Work instructions: Retype all the entries word for word, but omit the pictures.

Material for the task:
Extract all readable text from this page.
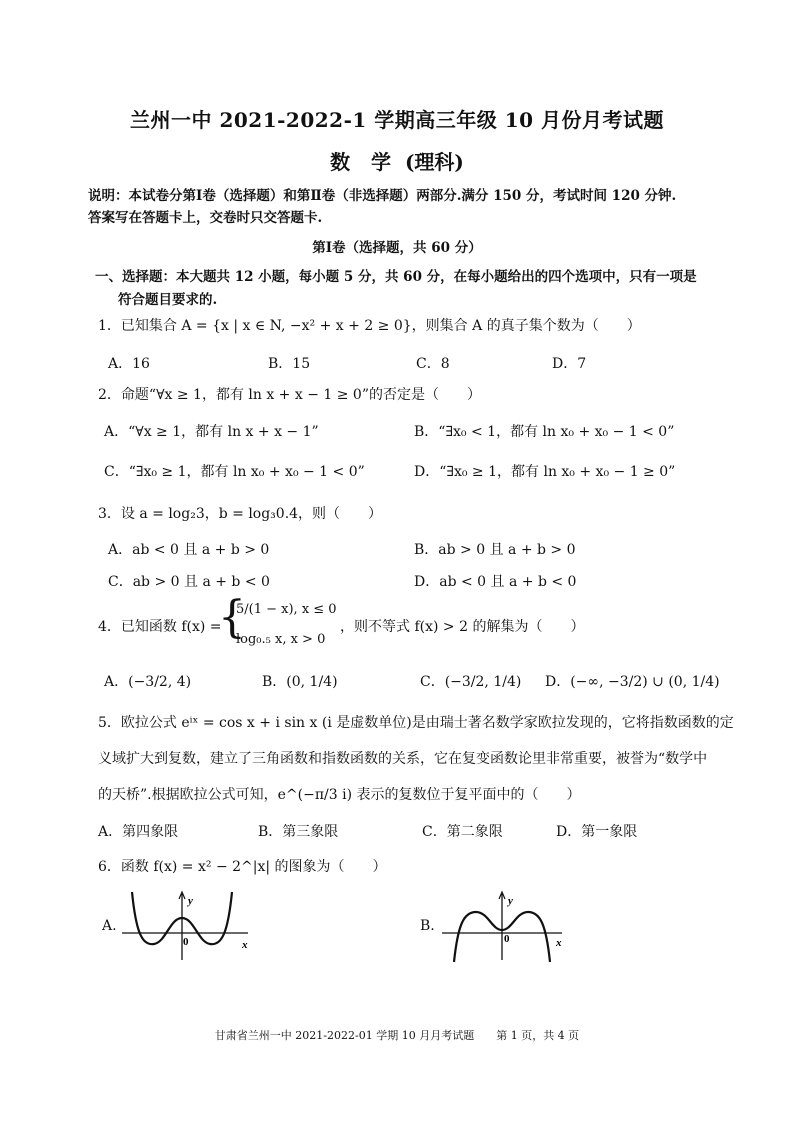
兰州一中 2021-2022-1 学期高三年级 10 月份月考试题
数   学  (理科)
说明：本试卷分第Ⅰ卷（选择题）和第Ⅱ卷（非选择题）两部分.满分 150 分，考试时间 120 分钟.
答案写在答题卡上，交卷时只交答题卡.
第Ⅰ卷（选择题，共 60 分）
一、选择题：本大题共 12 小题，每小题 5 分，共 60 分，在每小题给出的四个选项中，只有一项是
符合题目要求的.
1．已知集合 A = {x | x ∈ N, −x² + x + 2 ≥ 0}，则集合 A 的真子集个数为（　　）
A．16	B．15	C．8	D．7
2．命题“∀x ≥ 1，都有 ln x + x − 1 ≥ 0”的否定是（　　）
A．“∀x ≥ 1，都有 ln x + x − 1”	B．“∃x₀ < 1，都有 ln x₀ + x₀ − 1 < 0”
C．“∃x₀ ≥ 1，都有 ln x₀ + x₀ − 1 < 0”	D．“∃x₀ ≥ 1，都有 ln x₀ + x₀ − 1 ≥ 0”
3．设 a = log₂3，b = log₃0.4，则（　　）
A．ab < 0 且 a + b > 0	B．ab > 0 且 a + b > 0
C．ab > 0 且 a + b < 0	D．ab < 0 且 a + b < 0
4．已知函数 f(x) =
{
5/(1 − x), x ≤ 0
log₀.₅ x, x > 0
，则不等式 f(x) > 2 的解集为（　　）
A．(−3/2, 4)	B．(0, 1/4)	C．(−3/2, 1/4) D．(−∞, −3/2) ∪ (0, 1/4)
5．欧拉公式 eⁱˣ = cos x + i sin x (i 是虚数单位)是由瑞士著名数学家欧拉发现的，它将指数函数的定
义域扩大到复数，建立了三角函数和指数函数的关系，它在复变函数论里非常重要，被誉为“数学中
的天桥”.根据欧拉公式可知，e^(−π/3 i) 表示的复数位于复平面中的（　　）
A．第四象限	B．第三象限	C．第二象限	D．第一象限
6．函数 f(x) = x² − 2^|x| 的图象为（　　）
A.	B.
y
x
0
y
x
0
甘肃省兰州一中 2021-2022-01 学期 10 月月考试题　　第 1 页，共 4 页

Final answer:
Extract all readable text from this page.
兰州一中 2021-2022-1 学期高三年级 10 月份月考试题
数   学  (理科)
说明：本试卷分第Ⅰ卷（选择题）和第Ⅱ卷（非选择题）两部分.满分 150 分，考试时间 120 分钟.
答案写在答题卡上，交卷时只交答题卡.
第Ⅰ卷（选择题，共 60 分）
一、选择题：本大题共 12 小题，每小题 5 分，共 60 分，在每小题给出的四个选项中，只有一项是
符合题目要求的.
1．已知集合 A = {x | x ∈ N, −x² + x + 2 ≥ 0}，则集合 A 的真子集个数为（　　）
A．16	B．15	C．8	D．7
2．命题“∀x ≥ 1，都有 ln x + x − 1 ≥ 0”的否定是（　　）
A．“∀x ≥ 1，都有 ln x + x − 1”	B．“∃x₀ < 1，都有 ln x₀ + x₀ − 1 < 0”
C．“∃x₀ ≥ 1，都有 ln x₀ + x₀ − 1 < 0”	D．“∃x₀ ≥ 1，都有 ln x₀ + x₀ − 1 ≥ 0”
3．设 a = log₂3，b = log₃0.4，则（　　）
A．ab < 0 且 a + b > 0	B．ab > 0 且 a + b > 0
C．ab > 0 且 a + b < 0	D．ab < 0 且 a + b < 0
4．已知函数 f(x) =
{
5/(1 − x), x ≤ 0
log₀.₅ x, x > 0
，则不等式 f(x) > 2 的解集为（　　）
A．(−3/2, 4)	B．(0, 1/4)	C．(−3/2, 1/4) D．(−∞, −3/2) ∪ (0, 1/4)
5．欧拉公式 eⁱˣ = cos x + i sin x (i 是虚数单位)是由瑞士著名数学家欧拉发现的，它将指数函数的定
义域扩大到复数，建立了三角函数和指数函数的关系，它在复变函数论里非常重要，被誉为“数学中
的天桥”.根据欧拉公式可知，e^(−π/3 i) 表示的复数位于复平面中的（　　）
A．第四象限	B．第三象限	C．第二象限	D．第一象限
6．函数 f(x) = x² − 2^|x| 的图象为（　　）
A.	B.
y
x
0
y
x
0
甘肃省兰州一中 2021-2022-01 学期 10 月月考试题　　第 1 页，共 4 页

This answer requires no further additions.